## Die Aufgaben:
**1.** Fasse den Absatz im Textauszug, der mit „Die Zeitung beruft sich dabei“ beginnt, als knappe Stichpunktliste zusammen. Seine wesentlichen Fakten müssen erhalten bleiben.
**2.** Gib aus dem Textauszug den Abschnitt wortgetreu wieder, der mit den Worten „Auch die Briten sollen“ einsetzt und mit „an deren Wirksamkeit.“ schließt.

## Textauszug:
* * *
Politik: Im Auftrag Ihrer Majestät

Auch die Briten sollen in ihrer Berliner Botschaft eine Guck-und-Horch-Abteilung betrieben haben Politiker verlangen nun Abkommen, um das zu unterbinden – doch es gibt Zweifel an deren Wirksamkeit.

Berlin - In der Aufregung um den US-Geheimdienst NSA ist das Verhalten eines anderen Geheimdiensts in den Hintergrund gerückt. Dabei steht der britische GCHQ („Government Communications Headquarters“) den Amerikanern in nichts nach. Mit „Tempora“, einem der umfangreichsten Ausspähprogramme, das durch Unterlagen des Enthüllers Edward Snowden bekannt wurde, betreiben die Briten nach Ansicht vieler Experten einen massiven Eingriff in die Privatsphäre vieler Bürger. Nun berichtete der „Independent“, dass ähnlich wie die NSA in der US-Botschaft auch die Briten in ihrer Vertretung in Berlin eine Abhöreinrichtung betrieben.

Die Zeitung beruft sich dabei auf Dokumente des früheren NSA-Mitarbeiters Snowden sowie Luftaufnahmen des Gebäudes. Auf dem Dach der Botschaft in der Wilhelmstraße im Berliner Regierungsviertel könnte „Ausrüstung der Hochtechnologie“ zum Einsatz kommen. Den Angaben zufolge sieht ein dort installierter weißer Zylinder anderen Einrichtungen des britischen Geheimdienstes GCHQ „frappierend ähnlich“. Weder die britische Botschaft noch die Regierung wollte sich zu dem Vorwurf äußern.
* * *
## Datensätze:
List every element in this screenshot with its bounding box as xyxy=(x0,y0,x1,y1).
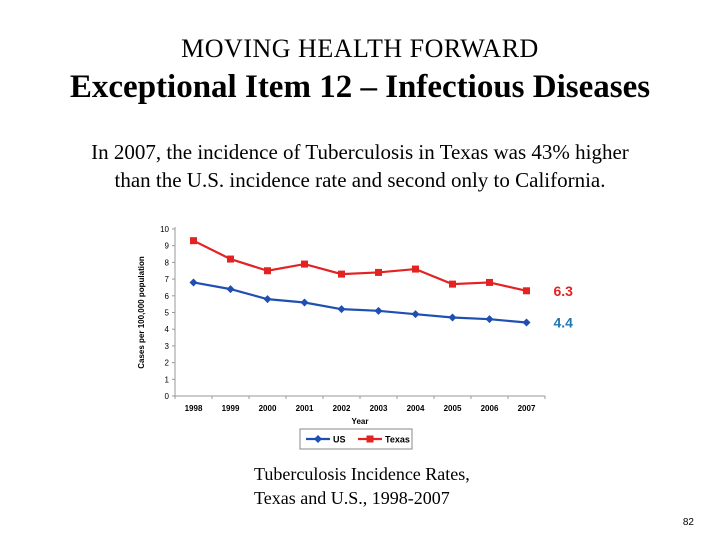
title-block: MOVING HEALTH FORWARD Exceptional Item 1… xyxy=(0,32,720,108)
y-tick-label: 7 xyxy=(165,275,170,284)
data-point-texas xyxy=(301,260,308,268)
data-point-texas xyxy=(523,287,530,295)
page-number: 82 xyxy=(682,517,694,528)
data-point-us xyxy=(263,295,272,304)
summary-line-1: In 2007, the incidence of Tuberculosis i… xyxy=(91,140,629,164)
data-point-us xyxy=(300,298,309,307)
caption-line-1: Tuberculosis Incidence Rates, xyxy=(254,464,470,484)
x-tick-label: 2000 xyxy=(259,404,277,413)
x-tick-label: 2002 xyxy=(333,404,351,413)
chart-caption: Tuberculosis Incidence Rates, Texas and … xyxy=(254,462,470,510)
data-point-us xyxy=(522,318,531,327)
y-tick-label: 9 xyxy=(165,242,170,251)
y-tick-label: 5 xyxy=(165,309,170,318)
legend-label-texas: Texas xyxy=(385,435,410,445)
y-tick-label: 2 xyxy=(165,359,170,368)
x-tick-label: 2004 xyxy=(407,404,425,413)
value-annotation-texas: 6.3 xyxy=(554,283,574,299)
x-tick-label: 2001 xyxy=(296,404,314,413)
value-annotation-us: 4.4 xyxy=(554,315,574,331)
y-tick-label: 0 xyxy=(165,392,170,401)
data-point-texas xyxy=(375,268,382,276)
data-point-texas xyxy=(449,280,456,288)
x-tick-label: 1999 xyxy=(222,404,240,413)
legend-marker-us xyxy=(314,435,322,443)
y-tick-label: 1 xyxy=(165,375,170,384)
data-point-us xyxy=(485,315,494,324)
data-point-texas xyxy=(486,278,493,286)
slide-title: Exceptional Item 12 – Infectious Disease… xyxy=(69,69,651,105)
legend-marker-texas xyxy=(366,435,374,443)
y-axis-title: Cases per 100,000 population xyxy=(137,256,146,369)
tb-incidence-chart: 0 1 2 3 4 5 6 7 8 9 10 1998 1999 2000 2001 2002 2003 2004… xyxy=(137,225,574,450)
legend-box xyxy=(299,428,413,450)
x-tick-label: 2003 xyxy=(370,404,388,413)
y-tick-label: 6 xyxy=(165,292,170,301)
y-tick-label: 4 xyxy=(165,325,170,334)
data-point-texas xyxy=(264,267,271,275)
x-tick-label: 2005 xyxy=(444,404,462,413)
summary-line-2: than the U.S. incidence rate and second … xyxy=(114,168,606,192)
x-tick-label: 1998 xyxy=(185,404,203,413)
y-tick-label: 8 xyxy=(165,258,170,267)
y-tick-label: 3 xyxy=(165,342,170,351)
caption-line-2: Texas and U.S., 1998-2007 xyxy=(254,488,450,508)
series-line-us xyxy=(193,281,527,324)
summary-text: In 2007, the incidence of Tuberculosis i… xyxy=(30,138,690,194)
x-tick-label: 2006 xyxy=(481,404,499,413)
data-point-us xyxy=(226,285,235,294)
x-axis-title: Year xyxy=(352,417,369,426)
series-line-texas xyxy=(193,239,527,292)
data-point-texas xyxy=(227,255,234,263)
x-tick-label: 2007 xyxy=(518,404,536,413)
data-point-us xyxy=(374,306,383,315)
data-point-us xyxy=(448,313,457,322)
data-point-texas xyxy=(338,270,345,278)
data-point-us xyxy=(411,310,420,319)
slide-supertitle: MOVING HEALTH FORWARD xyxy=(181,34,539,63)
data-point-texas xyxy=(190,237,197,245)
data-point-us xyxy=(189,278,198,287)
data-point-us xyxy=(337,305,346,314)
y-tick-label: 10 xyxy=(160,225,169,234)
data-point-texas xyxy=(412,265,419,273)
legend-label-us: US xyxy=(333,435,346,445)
* * *
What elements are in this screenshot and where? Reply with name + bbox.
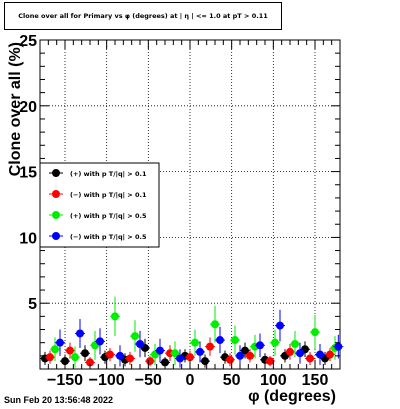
* * *
## Erwartete Antworten:
**1.**
- Quellen der Zeitung: Dokumente des früheren NSA-Mitarbeiters Snowden und Luftaufnahmen des Gebäudes
- Auf dem Dach der Botschaft in der Wilhelmstraße im Berliner Regierungsviertel könnte „Ausrüstung der Hochtechnologie“ zum Einsatz kommen.
- Ein dort installierter weißer Zylinder sieht den Angaben zufolge anderen Einrichtungen des GCHQ „frappierend ähnlich“.
- Weder die britische Botschaft noch die Regierung äußerten sich zu dem Vorwurf.

**2.**
Auch die Briten sollen in ihrer Berliner Botschaft eine Guck-und-Horch-Abteilung betrieben haben Politiker verlangen nun Abkommen, um das zu unterbinden – doch es gibt Zweifel an deren Wirksamkeit.